── Task input ──

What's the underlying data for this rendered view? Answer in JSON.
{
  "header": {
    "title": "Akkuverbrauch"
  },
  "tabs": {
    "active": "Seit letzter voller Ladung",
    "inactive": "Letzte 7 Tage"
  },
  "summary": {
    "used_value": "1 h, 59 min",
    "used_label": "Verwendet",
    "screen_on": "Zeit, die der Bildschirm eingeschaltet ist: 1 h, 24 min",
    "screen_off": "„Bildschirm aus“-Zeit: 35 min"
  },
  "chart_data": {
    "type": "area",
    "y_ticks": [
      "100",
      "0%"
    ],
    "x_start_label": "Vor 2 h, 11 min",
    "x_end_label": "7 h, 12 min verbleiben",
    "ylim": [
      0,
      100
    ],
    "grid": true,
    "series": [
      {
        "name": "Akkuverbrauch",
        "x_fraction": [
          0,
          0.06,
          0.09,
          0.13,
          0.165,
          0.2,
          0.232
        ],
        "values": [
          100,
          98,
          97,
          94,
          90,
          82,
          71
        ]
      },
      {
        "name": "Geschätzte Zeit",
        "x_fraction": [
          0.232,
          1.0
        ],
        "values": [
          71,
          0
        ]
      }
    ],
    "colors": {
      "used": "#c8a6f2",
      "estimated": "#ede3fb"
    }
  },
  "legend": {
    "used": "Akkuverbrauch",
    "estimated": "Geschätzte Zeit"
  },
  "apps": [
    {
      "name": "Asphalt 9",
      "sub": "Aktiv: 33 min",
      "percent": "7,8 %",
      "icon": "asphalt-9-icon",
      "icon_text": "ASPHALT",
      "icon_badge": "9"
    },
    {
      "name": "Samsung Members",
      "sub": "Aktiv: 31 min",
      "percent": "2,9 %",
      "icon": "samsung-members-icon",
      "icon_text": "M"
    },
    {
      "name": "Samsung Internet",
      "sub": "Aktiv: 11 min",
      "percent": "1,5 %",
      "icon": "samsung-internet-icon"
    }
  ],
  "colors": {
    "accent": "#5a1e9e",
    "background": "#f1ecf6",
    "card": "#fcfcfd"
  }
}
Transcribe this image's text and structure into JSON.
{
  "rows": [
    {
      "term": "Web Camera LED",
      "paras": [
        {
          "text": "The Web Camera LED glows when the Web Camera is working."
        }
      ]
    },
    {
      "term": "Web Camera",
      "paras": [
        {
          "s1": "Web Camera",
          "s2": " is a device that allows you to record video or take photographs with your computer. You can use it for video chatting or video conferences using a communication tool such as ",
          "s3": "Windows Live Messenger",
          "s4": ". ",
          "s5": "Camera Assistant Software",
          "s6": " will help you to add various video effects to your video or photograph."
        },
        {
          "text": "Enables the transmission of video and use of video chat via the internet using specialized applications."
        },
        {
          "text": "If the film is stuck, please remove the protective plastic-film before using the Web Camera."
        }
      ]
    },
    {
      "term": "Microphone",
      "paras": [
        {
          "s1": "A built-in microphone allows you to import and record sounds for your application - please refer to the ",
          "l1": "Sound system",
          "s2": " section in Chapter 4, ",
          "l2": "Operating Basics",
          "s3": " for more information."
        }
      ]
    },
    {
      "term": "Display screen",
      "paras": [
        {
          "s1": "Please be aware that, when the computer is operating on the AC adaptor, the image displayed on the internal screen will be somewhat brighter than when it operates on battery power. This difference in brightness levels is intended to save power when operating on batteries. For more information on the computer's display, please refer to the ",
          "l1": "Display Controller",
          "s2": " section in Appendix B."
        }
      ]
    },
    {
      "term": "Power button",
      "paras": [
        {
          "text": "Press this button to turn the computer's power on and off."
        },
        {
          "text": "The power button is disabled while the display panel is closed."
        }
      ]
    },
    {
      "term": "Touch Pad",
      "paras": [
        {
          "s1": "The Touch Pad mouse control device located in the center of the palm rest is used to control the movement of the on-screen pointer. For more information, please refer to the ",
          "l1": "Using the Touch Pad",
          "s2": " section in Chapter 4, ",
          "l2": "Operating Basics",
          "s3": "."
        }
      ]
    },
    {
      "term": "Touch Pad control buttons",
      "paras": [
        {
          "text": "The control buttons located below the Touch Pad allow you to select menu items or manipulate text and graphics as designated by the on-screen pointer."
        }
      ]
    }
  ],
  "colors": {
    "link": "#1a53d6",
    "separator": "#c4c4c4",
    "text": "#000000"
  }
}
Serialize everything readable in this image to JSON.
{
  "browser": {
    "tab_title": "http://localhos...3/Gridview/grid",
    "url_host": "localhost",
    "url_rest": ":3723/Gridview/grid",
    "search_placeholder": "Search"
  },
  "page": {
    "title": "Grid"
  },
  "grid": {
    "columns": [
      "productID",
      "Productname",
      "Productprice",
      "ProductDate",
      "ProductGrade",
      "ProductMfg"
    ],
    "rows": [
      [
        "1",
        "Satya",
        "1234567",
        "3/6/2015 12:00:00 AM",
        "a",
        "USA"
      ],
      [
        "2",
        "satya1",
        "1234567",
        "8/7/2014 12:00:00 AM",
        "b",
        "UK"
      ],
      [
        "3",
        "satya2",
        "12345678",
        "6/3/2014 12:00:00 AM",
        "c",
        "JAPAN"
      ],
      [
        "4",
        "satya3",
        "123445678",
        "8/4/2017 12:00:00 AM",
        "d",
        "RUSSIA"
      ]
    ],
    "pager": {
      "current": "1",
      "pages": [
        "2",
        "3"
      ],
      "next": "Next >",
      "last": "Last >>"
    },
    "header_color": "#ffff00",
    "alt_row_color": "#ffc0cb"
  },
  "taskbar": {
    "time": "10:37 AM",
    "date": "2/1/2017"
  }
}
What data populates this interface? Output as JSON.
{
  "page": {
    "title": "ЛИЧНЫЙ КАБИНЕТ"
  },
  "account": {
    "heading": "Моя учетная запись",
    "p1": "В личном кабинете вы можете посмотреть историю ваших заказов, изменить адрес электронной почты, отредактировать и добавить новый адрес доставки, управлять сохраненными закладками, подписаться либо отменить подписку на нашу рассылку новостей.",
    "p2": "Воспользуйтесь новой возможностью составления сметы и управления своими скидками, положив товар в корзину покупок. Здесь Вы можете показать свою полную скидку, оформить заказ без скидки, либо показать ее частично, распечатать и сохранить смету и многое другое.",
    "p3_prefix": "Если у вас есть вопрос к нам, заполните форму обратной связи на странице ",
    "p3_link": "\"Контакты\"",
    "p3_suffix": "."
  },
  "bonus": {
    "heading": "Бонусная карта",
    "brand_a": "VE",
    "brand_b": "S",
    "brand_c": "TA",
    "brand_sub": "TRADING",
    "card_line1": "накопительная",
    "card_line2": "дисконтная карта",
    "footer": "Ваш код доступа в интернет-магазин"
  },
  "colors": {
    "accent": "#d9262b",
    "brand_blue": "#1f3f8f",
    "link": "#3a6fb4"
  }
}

───

> Requirement:
The records above should all be quoted exactly, please.

> Response below:
What's the underlying data for this rendered view? Answer in JSON.
{
  "header": {
    "title": "Akkuverbrauch"
  },
  "tabs": {
    "active": "Seit letzter voller Ladung",
    "inactive": "Letzte 7 Tage"
  },
  "summary": {
    "used_value": "1 h, 59 min",
    "used_label": "Verwendet",
    "screen_on": "Zeit, die der Bildschirm eingeschaltet ist: 1 h, 24 min",
    "screen_off": "„Bildschirm aus“-Zeit: 35 min"
  },
  "chart_data": {
    "type": "area",
    "y_ticks": [
      "100",
      "0%"
    ],
    "x_start_label": "Vor 2 h, 11 min",
    "x_end_label": "7 h, 12 min verbleiben",
    "ylim": [
      0,
      100
    ],
    "grid": true,
    "series": [
      {
        "name": "Akkuverbrauch",
        "x_fraction": [
          0,
          0.06,
          0.09,
          0.13,
          0.165,
          0.2,
          0.232
        ],
        "values": [
          100,
          98,
          97,
          94,
          90,
          82,
          71
        ]
      },
      {
        "name": "Geschätzte Zeit",
        "x_fraction": [
          0.232,
          1.0
        ],
        "values": [
          71,
          0
        ]
      }
    ],
    "colors": {
      "used": "#c8a6f2",
      "estimated": "#ede3fb"
    }
  },
  "legend": {
    "used": "Akkuverbrauch",
    "estimated": "Geschätzte Zeit"
  },
  "apps": [
    {
      "name": "Asphalt 9",
      "sub": "Aktiv: 33 min",
      "percent": "7,8 %",
      "icon": "asphalt-9-icon",
      "icon_text": "ASPHALT",
      "icon_badge": "9"
    },
    {
      "name": "Samsung Members",
      "sub": "Aktiv: 31 min",
      "percent": "2,9 %",
      "icon": "samsung-members-icon",
      "icon_text": "M"
    },
    {
      "name": "Samsung Internet",
      "sub": "Aktiv: 11 min",
      "percent": "1,5 %",
      "icon": "samsung-internet-icon"
    }
  ],
  "colors": {
    "accent": "#5a1e9e",
    "background": "#f1ecf6",
    "card": "#fcfcfd"
  }
}
Transcribe this image's text and structure into JSON.
{
  "rows": [
    {
      "term": "Web Camera LED",
      "paras": [
        {
          "text": "The Web Camera LED glows when the Web Camera is working."
        }
      ]
    },
    {
      "term": "Web Camera",
      "paras": [
        {
          "s1": "Web Camera",
          "s2": " is a device that allows you to record video or take photographs with your computer. You can use it for video chatting or video conferences using a communication tool such as ",
          "s3": "Windows Live Messenger",
          "s4": ". ",
          "s5": "Camera Assistant Software",
          "s6": " will help you to add various video effects to your video or photograph."
        },
        {
          "text": "Enables the transmission of video and use of video chat via the internet using specialized applications."
        },
        {
          "text": "If the film is stuck, please remove the protective plastic-film before using the Web Camera."
        }
      ]
    },
    {
      "term": "Microphone",
      "paras": [
        {
          "s1": "A built-in microphone allows you to import and record sounds for your application - please refer to the ",
          "l1": "Sound system",
          "s2": " section in Chapter 4, ",
          "l2": "Operating Basics",
          "s3": " for more information."
        }
      ]
    },
    {
      "term": "Display screen",
      "paras": [
        {
          "s1": "Please be aware that, when the computer is operating on the AC adaptor, the image displayed on the internal screen will be somewhat brighter than when it operates on battery power. This difference in brightness levels is intended to save power when operating on batteries. For more information on the computer's display, please refer to the ",
          "l1": "Display Controller",
          "s2": " section in Appendix B."
        }
      ]
    },
    {
      "term": "Power button",
      "paras": [
        {
          "text": "Press this button to turn the computer's power on and off."
        },
        {
          "text": "The power button is disabled while the display panel is closed."
        }
      ]
    },
    {
      "term": "Touch Pad",
      "paras": [
        {
          "s1": "The Touch Pad mouse control device located in the center of the palm rest is used to control the movement of the on-screen pointer. For more information, please refer to the ",
          "l1": "Using the Touch Pad",
          "s2": " section in Chapter 4, ",
          "l2": "Operating Basics",
          "s3": "."
        }
      ]
    },
    {
      "term": "Touch Pad control buttons",
      "paras": [
        {
          "text": "The control buttons located below the Touch Pad allow you to select menu items or manipulate text and graphics as designated by the on-screen pointer."
        }
      ]
    }
  ],
  "colors": {
    "link": "#1a53d6",
    "separator": "#c4c4c4",
    "text": "#000000"
  }
}
Serialize everything readable in this image to JSON.
{
  "browser": {
    "tab_title": "http://localhos...3/Gridview/grid",
    "url_host": "localhost",
    "url_rest": ":3723/Gridview/grid",
    "search_placeholder": "Search"
  },
  "page": {
    "title": "Grid"
  },
  "grid": {
    "columns": [
      "productID",
      "Productname",
      "Productprice",
      "ProductDate",
      "ProductGrade",
      "ProductMfg"
    ],
    "rows": [
      [
        "1",
        "Satya",
        "1234567",
        "3/6/2015 12:00:00 AM",
        "a",
        "USA"
      ],
      [
        "2",
        "satya1",
        "1234567",
        "8/7/2014 12:00:00 AM",
        "b",
        "UK"
      ],
      [
        "3",
        "satya2",
        "12345678",
        "6/3/2014 12:00:00 AM",
        "c",
        "JAPAN"
      ],
      [
        "4",
        "satya3",
        "123445678",
        "8/4/2017 12:00:00 AM",
        "d",
        "RUSSIA"
      ]
    ],
    "pager": {
      "current": "1",
      "pages": [
        "2",
        "3"
      ],
      "next": "Next >",
      "last": "Last >>"
    },
    "header_color": "#ffff00",
    "alt_row_color": "#ffc0cb"
  },
  "taskbar": {
    "time": "10:37 AM",
    "date": "2/1/2017"
  }
}
What data populates this interface? Output as JSON.
{
  "page": {
    "title": "ЛИЧНЫЙ КАБИНЕТ"
  },
  "account": {
    "heading": "Моя учетная запись",
    "p1": "В личном кабинете вы можете посмотреть историю ваших заказов, изменить адрес электронной почты, отредактировать и добавить новый адрес доставки, управлять сохраненными закладками, подписаться либо отменить подписку на нашу рассылку новостей.",
    "p2": "Воспользуйтесь новой возможностью составления сметы и управления своими скидками, положив товар в корзину покупок. Здесь Вы можете показать свою полную скидку, оформить заказ без скидки, либо показать ее частично, распечатать и сохранить смету и многое другое.",
    "p3_prefix": "Если у вас есть вопрос к нам, заполните форму обратной связи на странице ",
    "p3_link": "\"Контакты\"",
    "p3_suffix": "."
  },
  "bonus": {
    "heading": "Бонусная карта",
    "brand_a": "VE",
    "brand_b": "S",
    "brand_c": "TA",
    "brand_sub": "TRADING",
    "card_line1": "накопительная",
    "card_line2": "дисконтная карта",
    "footer": "Ваш код доступа в интернет-магазин"
  },
  "colors": {
    "accent": "#d9262b",
    "brand_blue": "#1f3f8f",
    "link": "#3a6fb4"
  }
}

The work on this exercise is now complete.